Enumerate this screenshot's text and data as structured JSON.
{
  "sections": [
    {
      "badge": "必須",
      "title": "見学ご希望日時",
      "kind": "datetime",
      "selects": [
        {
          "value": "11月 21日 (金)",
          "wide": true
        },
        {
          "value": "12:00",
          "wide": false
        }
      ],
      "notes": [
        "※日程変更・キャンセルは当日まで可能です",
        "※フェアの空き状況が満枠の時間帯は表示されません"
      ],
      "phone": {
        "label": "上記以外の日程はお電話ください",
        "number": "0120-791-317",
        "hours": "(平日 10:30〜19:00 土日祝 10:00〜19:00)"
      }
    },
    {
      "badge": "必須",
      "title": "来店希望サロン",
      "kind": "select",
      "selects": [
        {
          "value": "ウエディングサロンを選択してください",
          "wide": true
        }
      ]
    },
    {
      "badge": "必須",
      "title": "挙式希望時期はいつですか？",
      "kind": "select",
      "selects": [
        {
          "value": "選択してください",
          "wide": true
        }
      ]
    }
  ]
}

TASK TO COMPLETE:
Return each line where "title" shows up.

ANSWER:
      "title": "見学ご希望日時",
      "title": "来店希望サロン",
      "title": "挙式希望時期はいつですか？",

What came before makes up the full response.